DATA IN THIS EXERCISE:
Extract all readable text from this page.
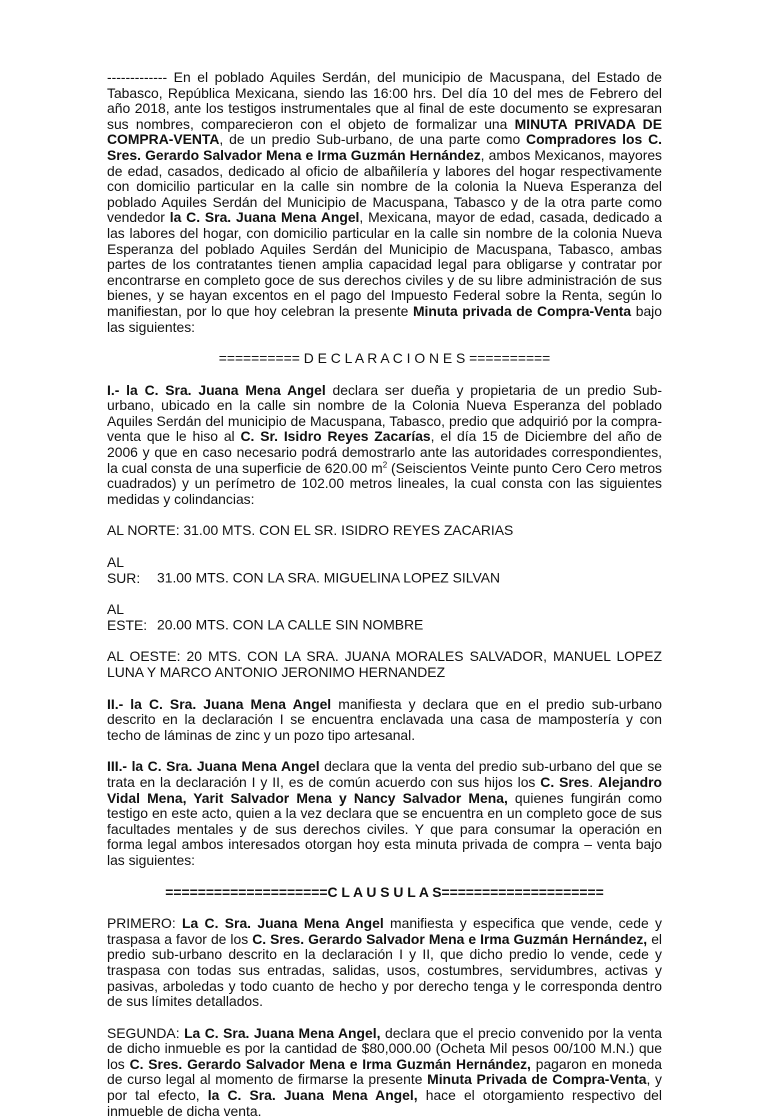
------------- En el poblado Aquiles Serdán, del municipio de Macuspana, del Estado de Tabasco, República Mexicana, siendo las 16:00 hrs. Del día 10 del mes de Febrero del año 2018, ante los testigos instrumentales que al final de este documento se expresaran sus nombres, comparecieron con el objeto de formalizar una MINUTA PRIVADA DE COMPRA-VENTA, de un predio Sub-urbano, de una parte como Compradores los C. Sres. Gerardo Salvador Mena e Irma Guzmán Hernández, ambos Mexicanos, mayores de edad, casados, dedicado al oficio de albañilería y labores del hogar respectivamente con domicilio particular en la calle sin nombre de la colonia la Nueva Esperanza del poblado Aquiles Serdán del Municipio de Macuspana, Tabasco y de la otra parte como vendedor la C. Sra. Juana Mena Angel, Mexicana, mayor de edad, casada, dedicado a las labores del hogar, con domicilio particular en la calle sin nombre de la colonia Nueva Esperanza del poblado Aquiles Serdán del Municipio de Macuspana, Tabasco, ambas partes de los contratantes tienen amplia capacidad legal para obligarse y contratar por encontrarse en completo goce de sus derechos civiles y de su libre administración de sus bienes, y se hayan excentos en el pago del Impuesto Federal sobre la Renta, según lo manifiestan, por lo que hoy celebran la presente Minuta privada de Compra-Venta bajo las siguientes:

========== D E C L A R A C I O N E S ==========

I.- la C. Sra. Juana Mena Angel declara ser dueña y propietaria de un predio Sub-urbano, ubicado en la calle sin nombre de la Colonia Nueva Esperanza del poblado Aquiles Serdán del municipio de Macuspana, Tabasco, predio que adquirió por la compra-venta que le hiso al C. Sr. Isidro Reyes Zacarías, el día 15 de Diciembre del año de 2006 y que en caso necesario podrá demostrarlo ante las autoridades correspondientes, la cual consta de una superficie de 620.00 $m^2$ (Seiscientos Veinte punto Cero Cero metros cuadrados) y un perímetro de 102.00 metros lineales, la cual consta con las siguientes medidas y colindancias:

AL NORTE: 31.00 MTS. CON EL SR. ISIDRO REYES ZACARIAS

AL SUR: 31.00 MTS. CON LA SRA. MIGUELINA LOPEZ SILVAN

AL ESTE: 20.00 MTS. CON LA CALLE SIN NOMBRE

AL OESTE: 20 MTS. CON LA SRA. JUANA MORALES SALVADOR, MANUEL LOPEZ LUNA Y MARCO ANTONIO JERONIMO HERNANDEZ

II.- la C. Sra. Juana Mena Angel manifiesta y declara que en el predio sub-urbano descrito en la declaración I se encuentra enclavada una casa de mampostería y con techo de láminas de zinc y un pozo tipo artesanal.

III.- la C. Sra. Juana Mena Angel declara que la venta del predio sub-urbano del que se trata en la declaración I y II, es de común acuerdo con sus hijos los C. Sres. Alejandro Vidal Mena, Yarit Salvador Mena y Nancy Salvador Mena, quienes fungirán como testigo en este acto, quien a la vez declara que se encuentra en un completo goce de sus facultades mentales y de sus derechos civiles. Y que para consumar la operación en forma legal ambos interesados otorgan hoy esta minuta privada de compra – venta bajo las siguientes:

====================C L A U S U L A S====================

PRIMERO: La C. Sra. Juana Mena Angel manifiesta y especifica que vende, cede y traspasa a favor de los C. Sres. Gerardo Salvador Mena e Irma Guzmán Hernández, el predio sub-urbano descrito en la declaración I y II, que dicho predio lo vende, cede y traspasa con todas sus entradas, salidas, usos, costumbres, servidumbres, activas y pasivas, arboledas y todo cuanto de hecho y por derecho tenga y le corresponda dentro de sus límites detallados.

SEGUNDA: La C. Sra. Juana Mena Angel, declara que el precio convenido por la venta de dicho inmueble es por la cantidad de $80,000.00 (Ocheta Mil pesos 00/100 M.N.) que los C. Sres. Gerardo Salvador Mena e Irma Guzmán Hernández, pagaron en moneda de curso legal al momento de firmarse la presente Minuta Privada de Compra-Venta, y por tal efecto, la C. Sra. Juana Mena Angel, hace el otorgamiento respectivo del inmueble de dicha venta.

WORK TO BE COMPLETED:
Each line above that includes "LOPEZ" should be shown.

OUTPUT OF THE EXERCISE:
AL SUR: 31.00 MTS. CON LA SRA. MIGUELINA LOPEZ SILVAN
AL OESTE: 20 MTS. CON LA SRA. JUANA MORALES SALVADOR, MANUEL LOPEZ LUNA Y MARCO ANTONIO JERONIMO HERNANDEZ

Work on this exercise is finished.